## BEGIN

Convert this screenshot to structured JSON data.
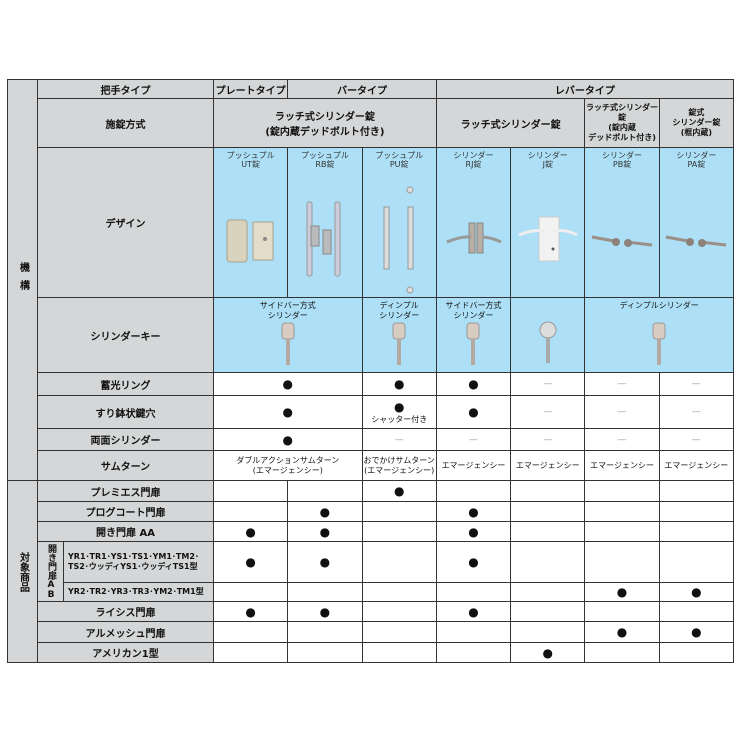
{
  "mechanism_category": "機構",
  "header": {
    "label": "把手タイプ",
    "plate": "プレートタイプ",
    "bar": "バータイプ",
    "lever": "レバータイプ"
  },
  "lock_method": {
    "label": "施錠方式",
    "cells": [
      {
        "text": "ラッチ式シリンダー錠\n(錠内蔵デッドボルト付き)",
        "span": 3
      },
      {
        "text": "ラッチ式シリンダー錠",
        "span": 2
      },
      {
        "text": "ラッチ式シリンダー錠\n(錠内蔵\nデッドボルト付き)",
        "span": 1
      },
      {
        "text": "錠式\nシリンダー錠\n(框内蔵)",
        "span": 1
      }
    ]
  },
  "design": {
    "label": "デザイン",
    "items": [
      {
        "name": "プッシュプル\nUT錠",
        "icon": "plate-handle"
      },
      {
        "name": "プッシュプル\nRB錠",
        "icon": "bar-handle"
      },
      {
        "name": "プッシュプル\nPU錠",
        "icon": "bar-handle-long"
      },
      {
        "name": "シリンダー\nRJ錠",
        "icon": "lever-plate"
      },
      {
        "name": "シリンダー\nJ錠",
        "icon": "lever-white-plate"
      },
      {
        "name": "シリンダー\nPB錠",
        "icon": "lever-handle"
      },
      {
        "name": "シリンダー\nPA錠",
        "icon": "lever-handle"
      }
    ]
  },
  "key": {
    "label": "シリンダーキー",
    "cells": [
      {
        "text": "サイドバー方式\nシリンダー",
        "span": 2,
        "icon": "key-icon"
      },
      {
        "text": "ディンプル\nシリンダー",
        "span": 1,
        "icon": "key-icon"
      },
      {
        "text": "サイドバー方式\nシリンダー",
        "span": 1,
        "icon": "key-icon"
      },
      {
        "text": "",
        "span": 1,
        "icon": "key-ring-icon"
      },
      {
        "text": "ディンプルシリンダー",
        "span": 2,
        "icon": "key-icon"
      }
    ]
  },
  "features": [
    {
      "label": "蓄光リング",
      "cells": [
        {
          "text": "●",
          "span": 2
        },
        {
          "text": "●"
        },
        {
          "text": "●"
        },
        {
          "text": "—"
        },
        {
          "text": "—"
        },
        {
          "text": "—"
        }
      ]
    },
    {
      "label": "すり鉢状鍵穴",
      "cells": [
        {
          "text": "●",
          "span": 2
        },
        {
          "text": "●",
          "note": "シャッター付き"
        },
        {
          "text": "●"
        },
        {
          "text": "—"
        },
        {
          "text": "—"
        },
        {
          "text": "—"
        }
      ]
    },
    {
      "label": "両面シリンダー",
      "cells": [
        {
          "text": "●",
          "span": 2
        },
        {
          "text": "—"
        },
        {
          "text": "—"
        },
        {
          "text": "—"
        },
        {
          "text": "—"
        },
        {
          "text": "—"
        }
      ]
    },
    {
      "label": "サムターン",
      "cells": [
        {
          "text": "ダブルアクションサムターン\n(エマージェンシー)",
          "span": 2
        },
        {
          "text": "おでかけサムターン\n(エマージェンシー)"
        },
        {
          "text": "エマージェンシー"
        },
        {
          "text": "エマージェンシー"
        },
        {
          "text": "エマージェンシー"
        },
        {
          "text": "エマージェンシー"
        }
      ]
    }
  ],
  "products": {
    "category": "対象商品",
    "group_label": "開き門扉AB",
    "rows": [
      {
        "label": "プレミエス門扉",
        "marks": [
          "",
          "",
          "●",
          "",
          "",
          "",
          ""
        ]
      },
      {
        "label": "プログコート門扉",
        "marks": [
          "",
          "●",
          "",
          "●",
          "",
          "",
          ""
        ]
      },
      {
        "label": "開き門扉 AA",
        "marks": [
          "●",
          "●",
          "",
          "●",
          "",
          "",
          ""
        ]
      },
      {
        "label": "YR1･TR1･YS1･TS1･YM1･TM2･\nTS2･ウッディYS1･ウッディTS1型",
        "marks": [
          "●",
          "●",
          "",
          "●",
          "",
          "",
          ""
        ],
        "group": true
      },
      {
        "label": "YR2･TR2･YR3･TR3･YM2･TM1型",
        "marks": [
          "",
          "",
          "",
          "",
          "",
          "●",
          "●"
        ],
        "group": true
      },
      {
        "label": "ライシス門扉",
        "marks": [
          "●",
          "●",
          "",
          "●",
          "",
          "",
          ""
        ]
      },
      {
        "label": "アルメッシュ門扉",
        "marks": [
          "",
          "",
          "",
          "",
          "",
          "●",
          "●"
        ]
      },
      {
        "label": "アメリカン1型",
        "marks": [
          "",
          "",
          "",
          "",
          "●",
          "",
          ""
        ]
      }
    ]
  },
  "colors": {
    "header_gray": "#d4d6d7",
    "design_blue": "#ade0f6"
  }
}
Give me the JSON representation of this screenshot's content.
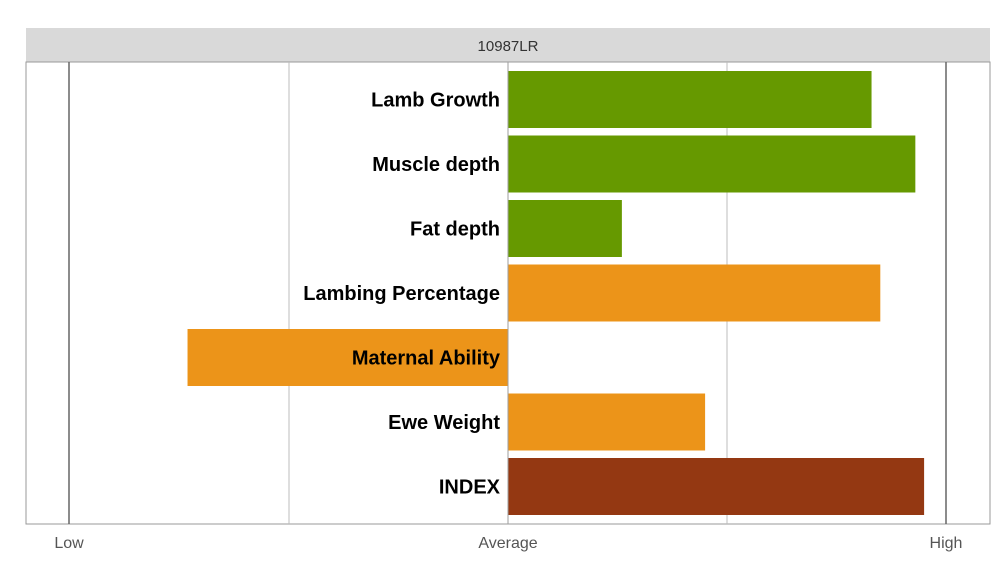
{
  "chart_data": {
    "type": "bar",
    "orientation": "horizontal",
    "title": "10987LR",
    "x_tick_labels": [
      "Low",
      "Average",
      "High"
    ],
    "xlim": [
      -1,
      1
    ],
    "grid": true,
    "categories": [
      "Lamb Growth",
      "Muscle depth",
      "Fat depth",
      "Lambing Percentage",
      "Maternal Ability",
      "Ewe Weight",
      "INDEX"
    ],
    "values": [
      0.83,
      0.93,
      0.26,
      0.85,
      -0.73,
      0.45,
      0.95
    ],
    "colors": [
      "#669900",
      "#669900",
      "#669900",
      "#ec9419",
      "#ec9419",
      "#ec9419",
      "#943812"
    ]
  }
}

## END

*EXERCISE:*
Beginning with the line that holds "Give me the", output each line to the end of the material above, exactly, omitting the pictures.

*FINISHED TASK:*
Give me the JSON representation of this screenshot's content.
{
  "chart_data": {
    "type": "bar",
    "orientation": "horizontal",
    "title": "10987LR",
    "x_tick_labels": [
      "Low",
      "Average",
      "High"
    ],
    "xlim": [
      -1,
      1
    ],
    "grid": true,
    "categories": [
      "Lamb Growth",
      "Muscle depth",
      "Fat depth",
      "Lambing Percentage",
      "Maternal Ability",
      "Ewe Weight",
      "INDEX"
    ],
    "values": [
      0.83,
      0.93,
      0.26,
      0.85,
      -0.73,
      0.45,
      0.95
    ],
    "colors": [
      "#669900",
      "#669900",
      "#669900",
      "#ec9419",
      "#ec9419",
      "#ec9419",
      "#943812"
    ]
  }
}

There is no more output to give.